- [WHAT IS REQUIRED] Would you transcribe the whole listing exactly, minus its pictures?

(Stored data entries)
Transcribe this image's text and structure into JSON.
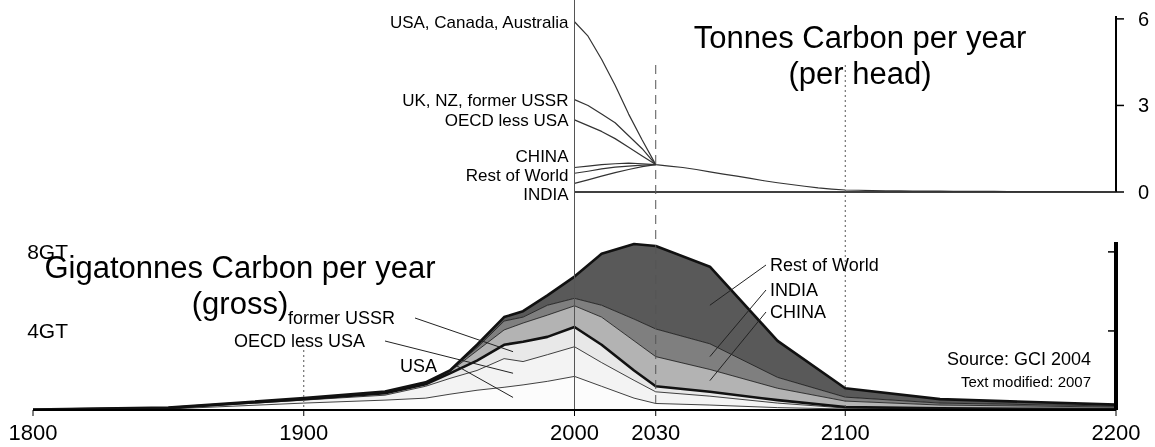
{
  "chart_data": [
    {
      "type": "line",
      "title": "Tonnes Carbon per year",
      "subtitle": "(per head)",
      "tick_labels": "y",
      "categories": [
        null,
        null,
        null,
        null,
        null,
        null,
        null,
        null,
        null,
        null,
        null,
        null,
        null,
        null,
        null,
        null,
        null,
        null,
        null,
        null,
        null,
        null,
        null,
        null,
        null,
        null,
        null,
        null,
        null,
        null,
        null,
        null,
        null,
        null,
        null,
        null,
        null,
        null,
        null,
        null,
        null
      ],
      "ylim": [
        0,
        6.1
      ],
      "yticks": [
        0,
        3,
        6
      ],
      "series": [
        {
          "name": "USA, Canada, Australia",
          "color": "#333333",
          "values": [
            5.9,
            5.4,
            4.6,
            3.7,
            2.7,
            1.8,
            0.95,
            0.9,
            0.85,
            0.78,
            0.7,
            0.62,
            0.55,
            0.47,
            0.39,
            0.32,
            0.26,
            0.2,
            0.14,
            0.1,
            0.07,
            0.06,
            0.05,
            0.04,
            0.04,
            0.03,
            0.03,
            0.03,
            0.02,
            0.02,
            0.02,
            0.02,
            0.01,
            0.01,
            0.01,
            0.01,
            0.01,
            0.01,
            0,
            0,
            0
          ]
        },
        {
          "name": "UK, NZ, former USSR",
          "color": "#333333",
          "values": [
            3.2,
            3.0,
            2.7,
            2.4,
            1.95,
            1.5,
            0.95,
            null,
            null,
            null,
            null,
            null,
            null,
            null,
            null,
            null,
            null,
            null,
            null,
            null,
            null,
            null,
            null,
            null,
            null,
            null,
            null,
            null,
            null,
            null,
            null,
            null,
            null,
            null,
            null,
            null,
            null,
            null,
            null,
            null,
            null
          ]
        },
        {
          "name": "OECD less USA",
          "color": "#333333",
          "values": [
            2.5,
            2.3,
            2.1,
            1.85,
            1.55,
            1.25,
            0.95,
            null,
            null,
            null,
            null,
            null,
            null,
            null,
            null,
            null,
            null,
            null,
            null,
            null,
            null,
            null,
            null,
            null,
            null,
            null,
            null,
            null,
            null,
            null,
            null,
            null,
            null,
            null,
            null,
            null,
            null,
            null,
            null,
            null,
            null
          ]
        },
        {
          "name": "CHINA",
          "color": "#333333",
          "values": [
            0.85,
            0.9,
            0.95,
            0.98,
            1.0,
            0.98,
            0.95,
            null,
            null,
            null,
            null,
            null,
            null,
            null,
            null,
            null,
            null,
            null,
            null,
            null,
            null,
            null,
            null,
            null,
            null,
            null,
            null,
            null,
            null,
            null,
            null,
            null,
            null,
            null,
            null,
            null,
            null,
            null,
            null,
            null,
            null
          ]
        },
        {
          "name": "Rest of World",
          "color": "#333333",
          "values": [
            0.65,
            0.72,
            0.8,
            0.86,
            0.9,
            0.93,
            0.95,
            null,
            null,
            null,
            null,
            null,
            null,
            null,
            null,
            null,
            null,
            null,
            null,
            null,
            null,
            null,
            null,
            null,
            null,
            null,
            null,
            null,
            null,
            null,
            null,
            null,
            null,
            null,
            null,
            null,
            null,
            null,
            null,
            null,
            null
          ]
        },
        {
          "name": "INDIA",
          "color": "#333333",
          "values": [
            0.3,
            0.42,
            0.55,
            0.67,
            0.78,
            0.88,
            0.95,
            null,
            null,
            null,
            null,
            null,
            null,
            null,
            null,
            null,
            null,
            null,
            null,
            null,
            null,
            null,
            null,
            null,
            null,
            null,
            null,
            null,
            null,
            null,
            null,
            null,
            null,
            null,
            null,
            null,
            null,
            null,
            null,
            null,
            null
          ]
        }
      ]
    },
    {
      "type": "area",
      "stacked": true,
      "title": "Gigatonnes Carbon per year",
      "subtitle": "(gross)",
      "x": [
        1800,
        1850,
        1900,
        1930,
        1945,
        1954,
        1964,
        1974,
        1981,
        1990,
        2000,
        2010,
        2022,
        2030,
        2050,
        2075,
        2100,
        2135,
        2200
      ],
      "xlim": [
        1800,
        2200
      ],
      "xticks": [
        1800,
        1900,
        2000,
        2030,
        2100,
        2200
      ],
      "ylim": [
        0,
        8.5
      ],
      "yticks": [
        {
          "value": 4,
          "label": "4GT"
        },
        {
          "value": 8,
          "label": "8GT"
        }
      ],
      "series": [
        {
          "name": "USA",
          "color": "#fcfcfc",
          "values": [
            0,
            0.05,
            0.35,
            0.5,
            0.6,
            0.8,
            1.0,
            1.15,
            1.27,
            1.45,
            1.7,
            1.2,
            0.6,
            0.33,
            0.25,
            0.12,
            0.05,
            0.03,
            0.02
          ]
        },
        {
          "name": "OECD less USA",
          "color": "#f3f3f3",
          "values": [
            0.01,
            0.03,
            0.15,
            0.25,
            0.6,
            0.8,
            1.0,
            1.45,
            1.18,
            1.35,
            1.5,
            1.2,
            0.9,
            0.59,
            0.45,
            0.23,
            0.05,
            0.03,
            0.02
          ]
        },
        {
          "name": "former USSR",
          "color": "#e8e8e8",
          "values": [
            0,
            0.02,
            0.05,
            0.1,
            0.1,
            0.25,
            0.5,
            0.7,
            1.0,
            0.9,
            1.0,
            0.9,
            0.5,
            0.28,
            0.22,
            0.15,
            0.05,
            0.02,
            0.01
          ]
        },
        {
          "name": "CHINA",
          "color": "#b3b3b3",
          "values": [
            0,
            0,
            0.02,
            0.03,
            0.05,
            0.1,
            0.5,
            0.75,
            0.95,
            1.1,
            1.07,
            1.4,
            1.5,
            1.5,
            1.13,
            0.6,
            0.3,
            0.17,
            0.1
          ]
        },
        {
          "name": "INDIA",
          "color": "#7f7f7f",
          "values": [
            0,
            0,
            0.01,
            0.02,
            0.03,
            0.05,
            0.15,
            0.45,
            0.3,
            0.5,
            0.38,
            0.6,
            1.1,
            1.4,
            1.3,
            0.55,
            0.2,
            0.1,
            0.05
          ]
        },
        {
          "name": "Rest of World",
          "color": "#595959",
          "values": [
            0.01,
            0.02,
            0.02,
            0.03,
            0.02,
            0,
            0.15,
            0.2,
            0.3,
            0.5,
            1.1,
            2.6,
            3.8,
            4.2,
            3.9,
            1.85,
            0.45,
            0.2,
            0.07
          ]
        }
      ],
      "ref_lines": [
        {
          "axis": "x",
          "value": 1900,
          "line_style": "dotted"
        },
        {
          "axis": "x",
          "value": 2000,
          "line_style": "solid"
        },
        {
          "axis": "x",
          "value": 2030,
          "line_style": "dashed"
        },
        {
          "axis": "x",
          "value": 2100,
          "line_style": "dotted"
        }
      ],
      "annotations": [
        "Source:  GCI 2004",
        "Text modified: 2007"
      ]
    }
  ]
}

- [TASK OUTPUT]
Transcribe this image's text and structure into JSON.
{
  "chart_data": [
    {
      "type": "line",
      "title": "Tonnes Carbon per year",
      "subtitle": "(per head)",
      "tick_labels": "y",
      "categories": [
        null,
        null,
        null,
        null,
        null,
        null,
        null,
        null,
        null,
        null,
        null,
        null,
        null,
        null,
        null,
        null,
        null,
        null,
        null,
        null,
        null,
        null,
        null,
        null,
        null,
        null,
        null,
        null,
        null,
        null,
        null,
        null,
        null,
        null,
        null,
        null,
        null,
        null,
        null,
        null,
        null
      ],
      "ylim": [
        0,
        6.1
      ],
      "yticks": [
        0,
        3,
        6
      ],
      "series": [
        {
          "name": "USA, Canada, Australia",
          "color": "#333333",
          "values": [
            5.9,
            5.4,
            4.6,
            3.7,
            2.7,
            1.8,
            0.95,
            0.9,
            0.85,
            0.78,
            0.7,
            0.62,
            0.55,
            0.47,
            0.39,
            0.32,
            0.26,
            0.2,
            0.14,
            0.1,
            0.07,
            0.06,
            0.05,
            0.04,
            0.04,
            0.03,
            0.03,
            0.03,
            0.02,
            0.02,
            0.02,
            0.02,
            0.01,
            0.01,
            0.01,
            0.01,
            0.01,
            0.01,
            0,
            0,
            0
          ]
        },
        {
          "name": "UK, NZ, former USSR",
          "color": "#333333",
          "values": [
            3.2,
            3.0,
            2.7,
            2.4,
            1.95,
            1.5,
            0.95,
            null,
            null,
            null,
            null,
            null,
            null,
            null,
            null,
            null,
            null,
            null,
            null,
            null,
            null,
            null,
            null,
            null,
            null,
            null,
            null,
            null,
            null,
            null,
            null,
            null,
            null,
            null,
            null,
            null,
            null,
            null,
            null,
            null,
            null
          ]
        },
        {
          "name": "OECD less USA",
          "color": "#333333",
          "values": [
            2.5,
            2.3,
            2.1,
            1.85,
            1.55,
            1.25,
            0.95,
            null,
            null,
            null,
            null,
            null,
            null,
            null,
            null,
            null,
            null,
            null,
            null,
            null,
            null,
            null,
            null,
            null,
            null,
            null,
            null,
            null,
            null,
            null,
            null,
            null,
            null,
            null,
            null,
            null,
            null,
            null,
            null,
            null,
            null
          ]
        },
        {
          "name": "CHINA",
          "color": "#333333",
          "values": [
            0.85,
            0.9,
            0.95,
            0.98,
            1.0,
            0.98,
            0.95,
            null,
            null,
            null,
            null,
            null,
            null,
            null,
            null,
            null,
            null,
            null,
            null,
            null,
            null,
            null,
            null,
            null,
            null,
            null,
            null,
            null,
            null,
            null,
            null,
            null,
            null,
            null,
            null,
            null,
            null,
            null,
            null,
            null,
            null
          ]
        },
        {
          "name": "Rest of World",
          "color": "#333333",
          "values": [
            0.65,
            0.72,
            0.8,
            0.86,
            0.9,
            0.93,
            0.95,
            null,
            null,
            null,
            null,
            null,
            null,
            null,
            null,
            null,
            null,
            null,
            null,
            null,
            null,
            null,
            null,
            null,
            null,
            null,
            null,
            null,
            null,
            null,
            null,
            null,
            null,
            null,
            null,
            null,
            null,
            null,
            null,
            null,
            null
          ]
        },
        {
          "name": "INDIA",
          "color": "#333333",
          "values": [
            0.3,
            0.42,
            0.55,
            0.67,
            0.78,
            0.88,
            0.95,
            null,
            null,
            null,
            null,
            null,
            null,
            null,
            null,
            null,
            null,
            null,
            null,
            null,
            null,
            null,
            null,
            null,
            null,
            null,
            null,
            null,
            null,
            null,
            null,
            null,
            null,
            null,
            null,
            null,
            null,
            null,
            null,
            null,
            null
          ]
        }
      ]
    },
    {
      "type": "area",
      "stacked": true,
      "title": "Gigatonnes Carbon per year",
      "subtitle": "(gross)",
      "x": [
        1800,
        1850,
        1900,
        1930,
        1945,
        1954,
        1964,
        1974,
        1981,
        1990,
        2000,
        2010,
        2022,
        2030,
        2050,
        2075,
        2100,
        2135,
        2200
      ],
      "xlim": [
        1800,
        2200
      ],
      "xticks": [
        1800,
        1900,
        2000,
        2030,
        2100,
        2200
      ],
      "ylim": [
        0,
        8.5
      ],
      "yticks": [
        {
          "value": 4,
          "label": "4GT"
        },
        {
          "value": 8,
          "label": "8GT"
        }
      ],
      "series": [
        {
          "name": "USA",
          "color": "#fcfcfc",
          "values": [
            0,
            0.05,
            0.35,
            0.5,
            0.6,
            0.8,
            1.0,
            1.15,
            1.27,
            1.45,
            1.7,
            1.2,
            0.6,
            0.33,
            0.25,
            0.12,
            0.05,
            0.03,
            0.02
          ]
        },
        {
          "name": "OECD less USA",
          "color": "#f3f3f3",
          "values": [
            0.01,
            0.03,
            0.15,
            0.25,
            0.6,
            0.8,
            1.0,
            1.45,
            1.18,
            1.35,
            1.5,
            1.2,
            0.9,
            0.59,
            0.45,
            0.23,
            0.05,
            0.03,
            0.02
          ]
        },
        {
          "name": "former USSR",
          "color": "#e8e8e8",
          "values": [
            0,
            0.02,
            0.05,
            0.1,
            0.1,
            0.25,
            0.5,
            0.7,
            1.0,
            0.9,
            1.0,
            0.9,
            0.5,
            0.28,
            0.22,
            0.15,
            0.05,
            0.02,
            0.01
          ]
        },
        {
          "name": "CHINA",
          "color": "#b3b3b3",
          "values": [
            0,
            0,
            0.02,
            0.03,
            0.05,
            0.1,
            0.5,
            0.75,
            0.95,
            1.1,
            1.07,
            1.4,
            1.5,
            1.5,
            1.13,
            0.6,
            0.3,
            0.17,
            0.1
          ]
        },
        {
          "name": "INDIA",
          "color": "#7f7f7f",
          "values": [
            0,
            0,
            0.01,
            0.02,
            0.03,
            0.05,
            0.15,
            0.45,
            0.3,
            0.5,
            0.38,
            0.6,
            1.1,
            1.4,
            1.3,
            0.55,
            0.2,
            0.1,
            0.05
          ]
        },
        {
          "name": "Rest of World",
          "color": "#595959",
          "values": [
            0.01,
            0.02,
            0.02,
            0.03,
            0.02,
            0,
            0.15,
            0.2,
            0.3,
            0.5,
            1.1,
            2.6,
            3.8,
            4.2,
            3.9,
            1.85,
            0.45,
            0.2,
            0.07
          ]
        }
      ],
      "ref_lines": [
        {
          "axis": "x",
          "value": 1900,
          "line_style": "dotted"
        },
        {
          "axis": "x",
          "value": 2000,
          "line_style": "solid"
        },
        {
          "axis": "x",
          "value": 2030,
          "line_style": "dashed"
        },
        {
          "axis": "x",
          "value": 2100,
          "line_style": "dotted"
        }
      ],
      "annotations": [
        "Source:  GCI 2004",
        "Text modified: 2007"
      ]
    }
  ]
}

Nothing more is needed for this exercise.